<<<<

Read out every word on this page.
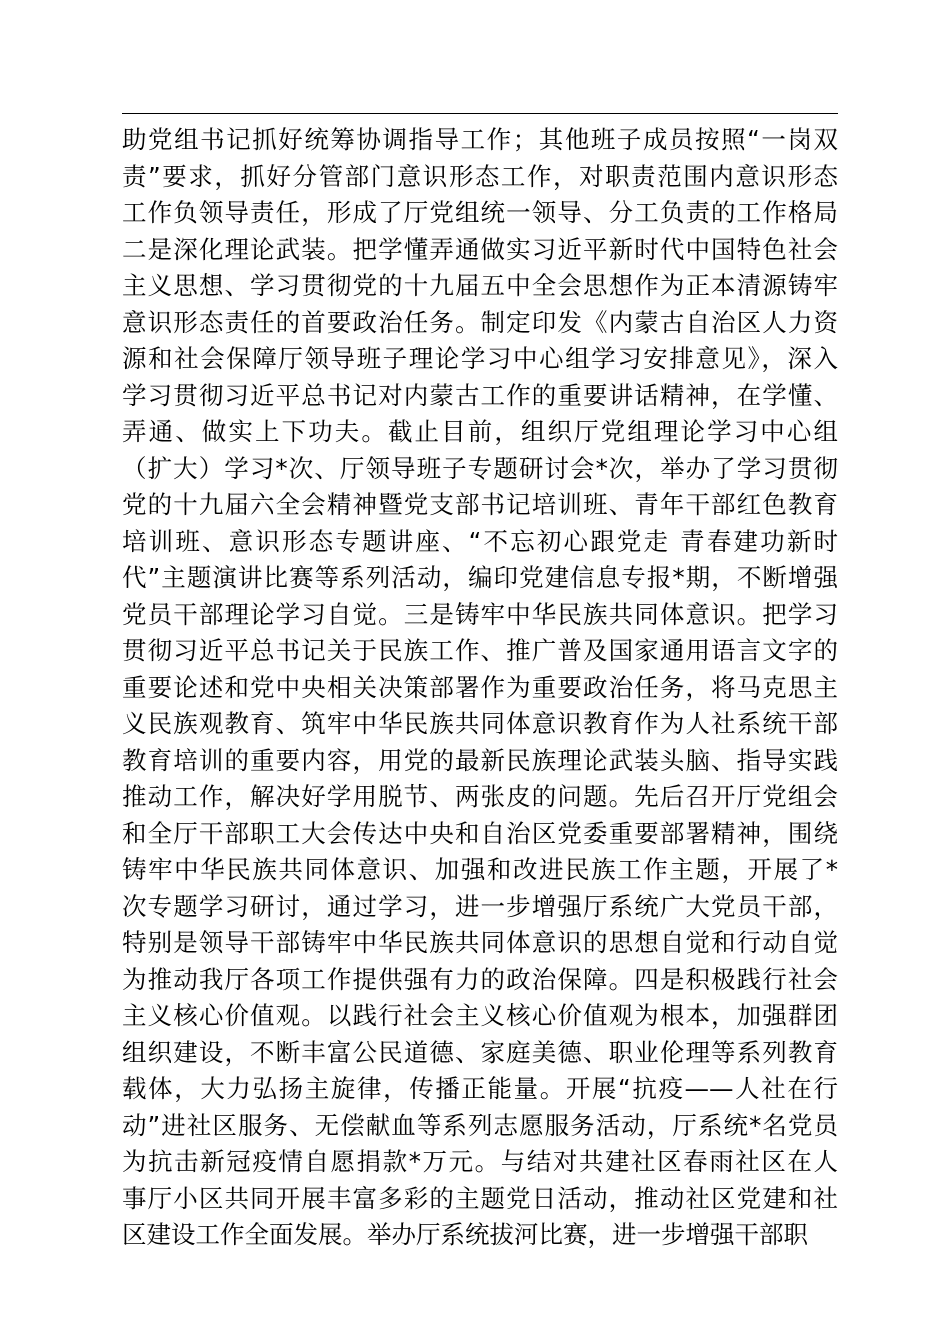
助党组书记抓好统筹协调指导工作；其他班子成员按照“一岗双
责”要求，抓好分管部门意识形态工作，对职责范围内意识形态
工作负领导责任，形成了厅党组统一领导、分工负责的工作格局
二是深化理论武装。把学懂弄通做实习近平新时代中国特色社会
主义思想、学习贯彻党的十九届五中全会思想作为正本清源铸牢
意识形态责任的首要政治任务。制定印发《内蒙古自治区人力资
源和社会保障厅领导班子理论学习中心组学习安排意见》，深入
学习贯彻习近平总书记对内蒙古工作的重要讲话精神，在学懂、
弄通、做实上下功夫。截止目前，组织厅党组理论学习中心组
（扩大）学习*次、厅领导班子专题研讨会*次，举办了学习贯彻
党的十九届六全会精神暨党支部书记培训班、青年干部红色教育
培训班、意识形态专题讲座、“不忘初心跟党走 青春建功新时
代”主题演讲比赛等系列活动，编印党建信息专报*期，不断增强
党员干部理论学习自觉。三是铸牢中华民族共同体意识。把学习
贯彻习近平总书记关于民族工作、推广普及国家通用语言文字的
重要论述和党中央相关决策部署作为重要政治任务，将马克思主
义民族观教育、筑牢中华民族共同体意识教育作为人社系统干部
教育培训的重要内容，用党的最新民族理论武装头脑、指导实践
推动工作，解决好学用脱节、两张皮的问题。先后召开厅党组会
和全厅干部职工大会传达中央和自治区党委重要部署精神，围绕
铸牢中华民族共同体意识、加强和改进民族工作主题，开展了*
次专题学习研讨，通过学习，进一步增强厅系统广大党员干部，
特别是领导干部铸牢中华民族共同体意识的思想自觉和行动自觉
为推动我厅各项工作提供强有力的政治保障。四是积极践行社会
主义核心价值观。以践行社会主义核心价值观为根本，加强群团
组织建设，不断丰富公民道德、家庭美德、职业伦理等系列教育
载体，大力弘扬主旋律，传播正能量。开展“抗疫——人社在行
动”进社区服务、无偿献血等系列志愿服务活动，厅系统*名党员
为抗击新冠疫情自愿捐款*万元。与结对共建社区春雨社区在人
事厅小区共同开展丰富多彩的主题党日活动，推动社区党建和社
区建设工作全面发展。举办厅系统拔河比赛，进一步增强干部职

>>>>

§ Written task
The pictures should not be reproduced; quote all of the other material exactly.

§ Answer to this task
Read out every word on this page.
助党组书记抓好统筹协调指导工作；其他班子成员按照“一岗双
责”要求，抓好分管部门意识形态工作，对职责范围内意识形态
工作负领导责任，形成了厅党组统一领导、分工负责的工作格局
二是深化理论武装。把学懂弄通做实习近平新时代中国特色社会
主义思想、学习贯彻党的十九届五中全会思想作为正本清源铸牢
意识形态责任的首要政治任务。制定印发《内蒙古自治区人力资
源和社会保障厅领导班子理论学习中心组学习安排意见》，深入
学习贯彻习近平总书记对内蒙古工作的重要讲话精神，在学懂、
弄通、做实上下功夫。截止目前，组织厅党组理论学习中心组
（扩大）学习*次、厅领导班子专题研讨会*次，举办了学习贯彻
党的十九届六全会精神暨党支部书记培训班、青年干部红色教育
培训班、意识形态专题讲座、“不忘初心跟党走 青春建功新时
代”主题演讲比赛等系列活动，编印党建信息专报*期，不断增强
党员干部理论学习自觉。三是铸牢中华民族共同体意识。把学习
贯彻习近平总书记关于民族工作、推广普及国家通用语言文字的
重要论述和党中央相关决策部署作为重要政治任务，将马克思主
义民族观教育、筑牢中华民族共同体意识教育作为人社系统干部
教育培训的重要内容，用党的最新民族理论武装头脑、指导实践
推动工作，解决好学用脱节、两张皮的问题。先后召开厅党组会
和全厅干部职工大会传达中央和自治区党委重要部署精神，围绕
铸牢中华民族共同体意识、加强和改进民族工作主题，开展了*
次专题学习研讨，通过学习，进一步增强厅系统广大党员干部，
特别是领导干部铸牢中华民族共同体意识的思想自觉和行动自觉
为推动我厅各项工作提供强有力的政治保障。四是积极践行社会
主义核心价值观。以践行社会主义核心价值观为根本，加强群团
组织建设，不断丰富公民道德、家庭美德、职业伦理等系列教育
载体，大力弘扬主旋律，传播正能量。开展“抗疫——人社在行
动”进社区服务、无偿献血等系列志愿服务活动，厅系统*名党员
为抗击新冠疫情自愿捐款*万元。与结对共建社区春雨社区在人
事厅小区共同开展丰富多彩的主题党日活动，推动社区党建和社
区建设工作全面发展。举办厅系统拔河比赛，进一步增强干部职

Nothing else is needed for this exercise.